Relative detection efficiency as of 1999/1/1 compared
to the 1 ccd mode data on 1993/12/20
|| 1 ccd mode
|| 2 ccd mode
|| 4 ccd mode
5. Decrease of the detection efficiency: Observed data
To check the long-term change of the detection efficiency in the real
ASCA data, we need to use observations of stable X-ray sources.
Rotation powered pulsars and their synchrotron nebula, like the Crab, are
the best. However, the Crab is too bright for SIS, and other sources,
such as 3C58 and PSR0540-69, were not observed with enough intervals.
Next best targets may be SNRs of small diameter (small enough to fit in
the SIS fov). However, unfortunately, most of the SNRs are located on the
galactic plane and suffer from large absorption. This is not good to see
the long-term change of the lower energy part. In spite of this problem,
we used SNRs to see the effects of RDD on the detection efficiencies,
because there is no other choice.
·····
For the excerpt on ASCA detection efficiency, say whether each statement agrees with it, answering yes or no and quoting the deciding words: (a) The Crab is too bright for the SIS. (b) 3C58 and PSR0540-69 were observed at sufficient intervals. (c) Most SNRs lie away from the galactic plane. The items that come next have no connection to the text on ASCA detection efficiency.

RECORDED DATA:
·····
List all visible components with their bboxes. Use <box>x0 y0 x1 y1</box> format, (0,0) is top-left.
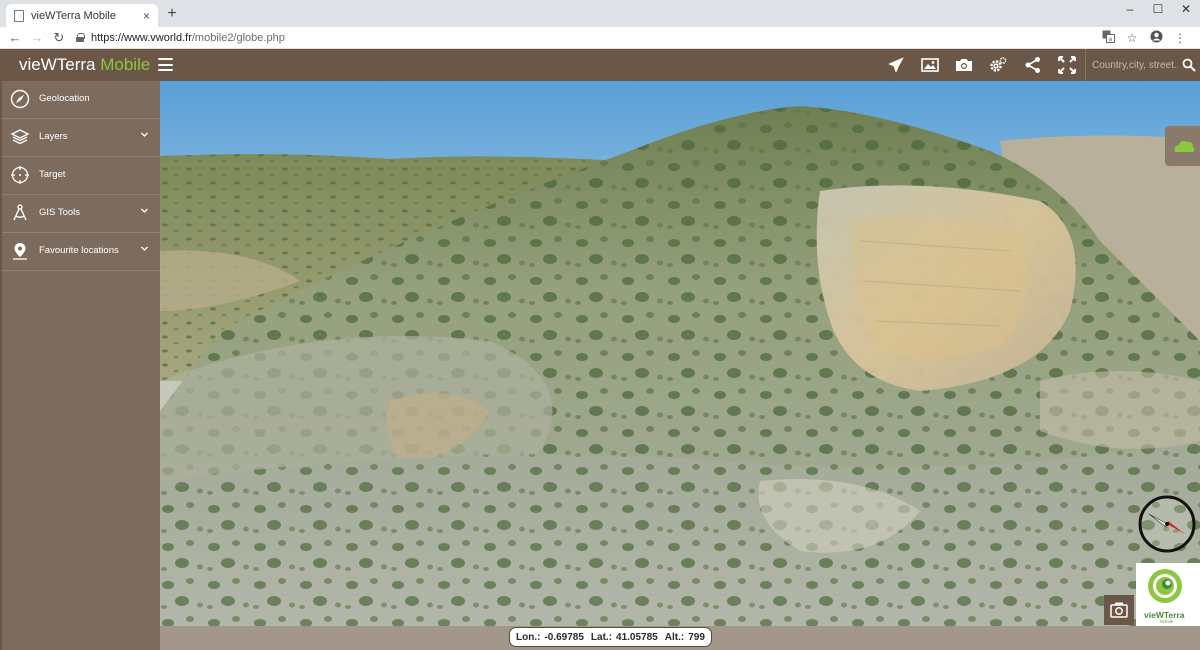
·····
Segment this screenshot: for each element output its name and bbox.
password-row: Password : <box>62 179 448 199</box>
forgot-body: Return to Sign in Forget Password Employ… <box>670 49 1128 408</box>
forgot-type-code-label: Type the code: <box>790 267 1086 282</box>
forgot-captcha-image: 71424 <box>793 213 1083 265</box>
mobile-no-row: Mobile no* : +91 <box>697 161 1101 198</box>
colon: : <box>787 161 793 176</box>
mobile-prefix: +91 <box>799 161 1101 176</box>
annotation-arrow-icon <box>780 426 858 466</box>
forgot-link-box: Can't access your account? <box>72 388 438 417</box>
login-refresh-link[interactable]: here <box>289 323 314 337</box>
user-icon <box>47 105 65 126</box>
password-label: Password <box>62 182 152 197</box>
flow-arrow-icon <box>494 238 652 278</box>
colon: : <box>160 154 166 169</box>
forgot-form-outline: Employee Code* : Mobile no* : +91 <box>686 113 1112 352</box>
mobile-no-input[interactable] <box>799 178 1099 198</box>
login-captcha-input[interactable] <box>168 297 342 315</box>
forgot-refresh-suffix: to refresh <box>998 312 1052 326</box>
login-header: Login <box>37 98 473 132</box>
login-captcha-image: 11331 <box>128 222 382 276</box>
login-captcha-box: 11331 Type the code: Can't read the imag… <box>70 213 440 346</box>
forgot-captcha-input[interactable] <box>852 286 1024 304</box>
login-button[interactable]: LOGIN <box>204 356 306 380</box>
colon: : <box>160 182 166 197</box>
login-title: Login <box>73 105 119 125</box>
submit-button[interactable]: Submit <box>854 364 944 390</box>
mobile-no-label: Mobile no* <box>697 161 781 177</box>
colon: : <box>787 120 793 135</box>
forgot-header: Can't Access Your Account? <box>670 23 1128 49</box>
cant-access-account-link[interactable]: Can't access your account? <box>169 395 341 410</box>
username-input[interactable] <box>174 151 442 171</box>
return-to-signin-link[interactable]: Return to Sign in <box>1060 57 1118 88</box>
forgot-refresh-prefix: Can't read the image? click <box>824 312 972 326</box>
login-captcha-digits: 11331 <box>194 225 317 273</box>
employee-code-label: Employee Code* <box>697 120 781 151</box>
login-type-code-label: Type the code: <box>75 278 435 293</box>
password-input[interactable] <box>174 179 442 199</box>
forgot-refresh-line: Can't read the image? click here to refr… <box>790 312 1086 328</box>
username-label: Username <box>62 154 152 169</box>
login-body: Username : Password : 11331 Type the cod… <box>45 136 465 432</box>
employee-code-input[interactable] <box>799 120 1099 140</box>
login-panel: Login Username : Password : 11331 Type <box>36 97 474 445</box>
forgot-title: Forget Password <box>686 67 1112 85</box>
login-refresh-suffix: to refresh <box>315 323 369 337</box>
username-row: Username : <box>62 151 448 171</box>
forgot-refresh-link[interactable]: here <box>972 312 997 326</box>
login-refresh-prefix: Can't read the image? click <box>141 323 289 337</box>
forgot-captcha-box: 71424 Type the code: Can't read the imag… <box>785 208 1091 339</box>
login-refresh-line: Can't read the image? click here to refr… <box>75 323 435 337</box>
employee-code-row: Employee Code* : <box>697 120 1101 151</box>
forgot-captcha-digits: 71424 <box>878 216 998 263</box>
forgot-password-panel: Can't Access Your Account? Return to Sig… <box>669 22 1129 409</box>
·····
OUTPUT OF THE TASK:
(a) Yes: "the Crab is too bright for SIS"
(b) No: "were not observed with enough intervals"
(c) No: "most of the SNRs are located on the galactic plane"